Please render everything from the line containing "hint-text: @ Correo" down to the end of the entries as a Markdown table with the columns Row and Text, numbering each line and leaving out blank ones.

— BEGIN DATASET CONTENT —

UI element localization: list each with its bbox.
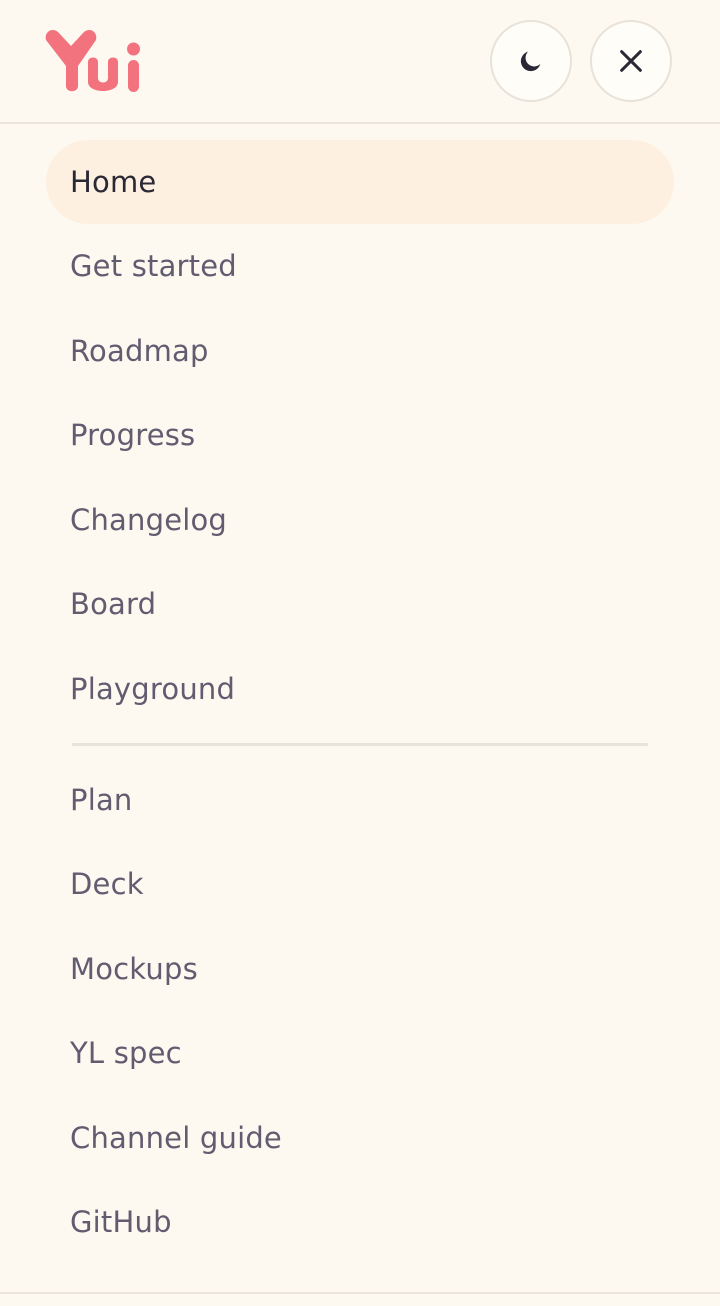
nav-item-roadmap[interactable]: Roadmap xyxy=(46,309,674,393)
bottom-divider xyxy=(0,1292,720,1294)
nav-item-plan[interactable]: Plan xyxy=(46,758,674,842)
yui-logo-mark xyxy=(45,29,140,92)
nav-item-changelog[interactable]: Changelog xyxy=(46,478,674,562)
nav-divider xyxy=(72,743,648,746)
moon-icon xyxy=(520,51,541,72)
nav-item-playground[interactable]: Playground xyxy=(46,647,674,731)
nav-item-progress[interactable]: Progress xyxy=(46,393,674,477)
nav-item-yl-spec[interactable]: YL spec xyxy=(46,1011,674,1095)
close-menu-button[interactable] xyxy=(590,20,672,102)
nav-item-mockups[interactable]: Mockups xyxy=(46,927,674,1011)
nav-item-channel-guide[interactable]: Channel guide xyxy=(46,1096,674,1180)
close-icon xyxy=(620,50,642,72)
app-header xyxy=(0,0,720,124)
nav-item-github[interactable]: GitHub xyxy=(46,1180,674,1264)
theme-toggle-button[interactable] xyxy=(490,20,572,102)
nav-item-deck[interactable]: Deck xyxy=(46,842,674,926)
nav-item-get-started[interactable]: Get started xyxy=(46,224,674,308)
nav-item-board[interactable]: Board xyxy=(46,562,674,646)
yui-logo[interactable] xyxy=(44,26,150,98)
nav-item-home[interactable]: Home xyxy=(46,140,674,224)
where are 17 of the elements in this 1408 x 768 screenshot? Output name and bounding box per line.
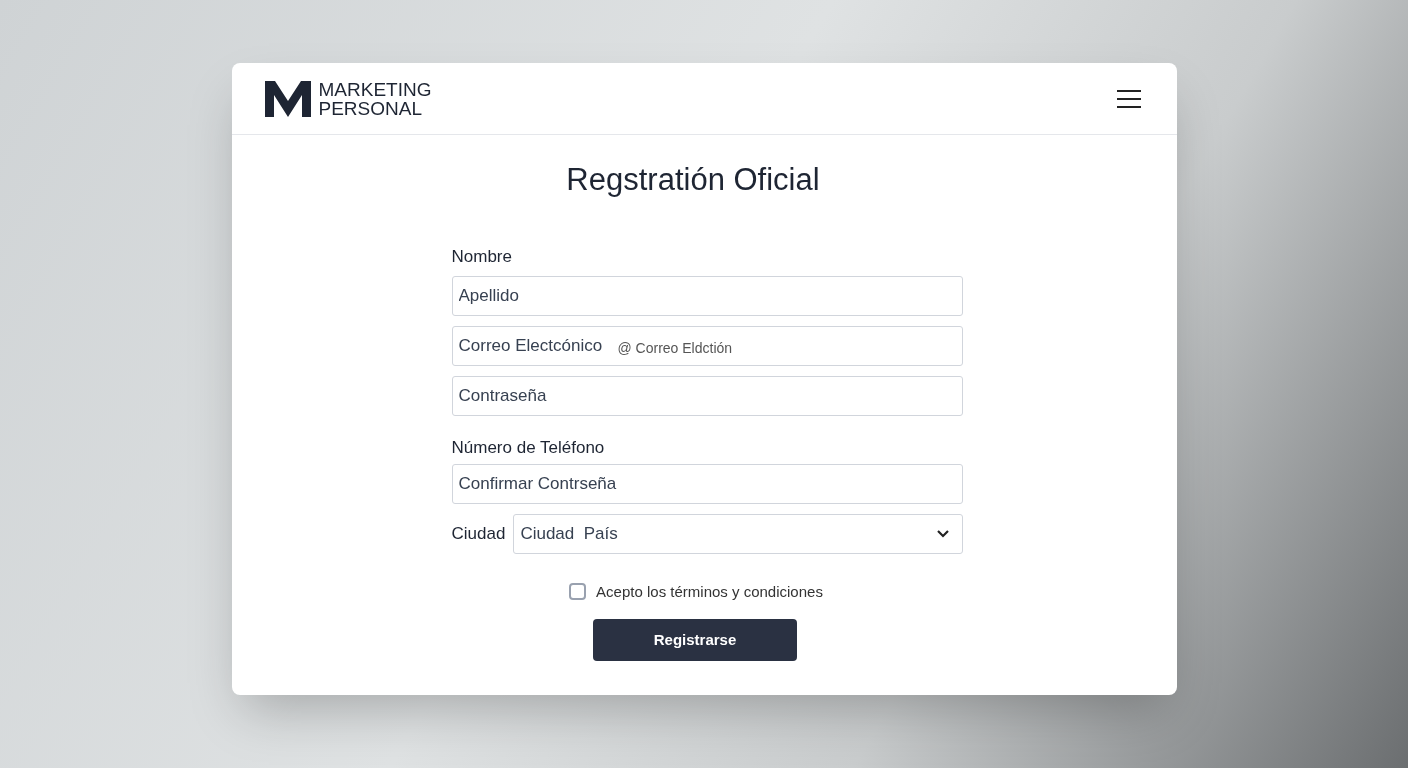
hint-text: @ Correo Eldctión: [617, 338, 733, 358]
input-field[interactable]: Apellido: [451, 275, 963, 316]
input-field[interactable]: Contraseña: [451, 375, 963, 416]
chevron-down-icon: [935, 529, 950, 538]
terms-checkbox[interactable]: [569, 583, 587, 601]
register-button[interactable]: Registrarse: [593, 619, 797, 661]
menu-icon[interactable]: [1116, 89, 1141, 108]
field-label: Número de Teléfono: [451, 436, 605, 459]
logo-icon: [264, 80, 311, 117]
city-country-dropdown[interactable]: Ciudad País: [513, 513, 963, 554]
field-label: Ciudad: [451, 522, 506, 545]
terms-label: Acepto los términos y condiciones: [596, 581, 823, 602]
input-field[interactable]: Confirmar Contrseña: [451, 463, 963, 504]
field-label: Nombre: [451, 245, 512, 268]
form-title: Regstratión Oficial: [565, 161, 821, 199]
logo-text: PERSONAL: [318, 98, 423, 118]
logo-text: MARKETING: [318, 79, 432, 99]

— END DATASET CONTENT —

OUTPUT FOR THIS EXERCISE =
| Row | Text |
|---|---|
| 1 | hint-text: @ Correo Eldctión: [617, 338, 733, 358] |
| 2 | input-field[interactable]: Apellido: [451, 275, 963, 316] |
| 3 | input-field[interactable]: Contraseña: [451, 375, 963, 416] |
| 4 | chevron-down-icon: [935, 529, 950, 538] |
| 5 | terms-checkbox[interactable]: [569, 583, 587, 601] |
| 6 | register-button[interactable]: Registrarse: [593, 619, 797, 661] |
| 7 | menu-icon[interactable]: [1116, 89, 1141, 108] |
| 8 | field-label: Número de Teléfono: [451, 436, 605, 459] |
| 9 | logo-icon: [264, 80, 311, 117] |
| 10 | city-country-dropdown[interactable]: Ciudad País: [513, 513, 963, 554] |
| 11 | field-label: Ciudad: [451, 522, 506, 545] |
| 12 | terms-label: Acepto los términos y condiciones: [596, 581, 823, 602] |
| 13 | input-field[interactable]: Confirmar Contrseña: [451, 463, 963, 504] |
| 14 | field-label: Nombre: [451, 245, 512, 268] |
| 15 | form-title: Regstratión Oficial: [565, 161, 821, 199] |
| 16 | logo-text: PERSONAL: [318, 98, 423, 118] |
| 17 | logo-text: MARKETING: [318, 79, 432, 99] |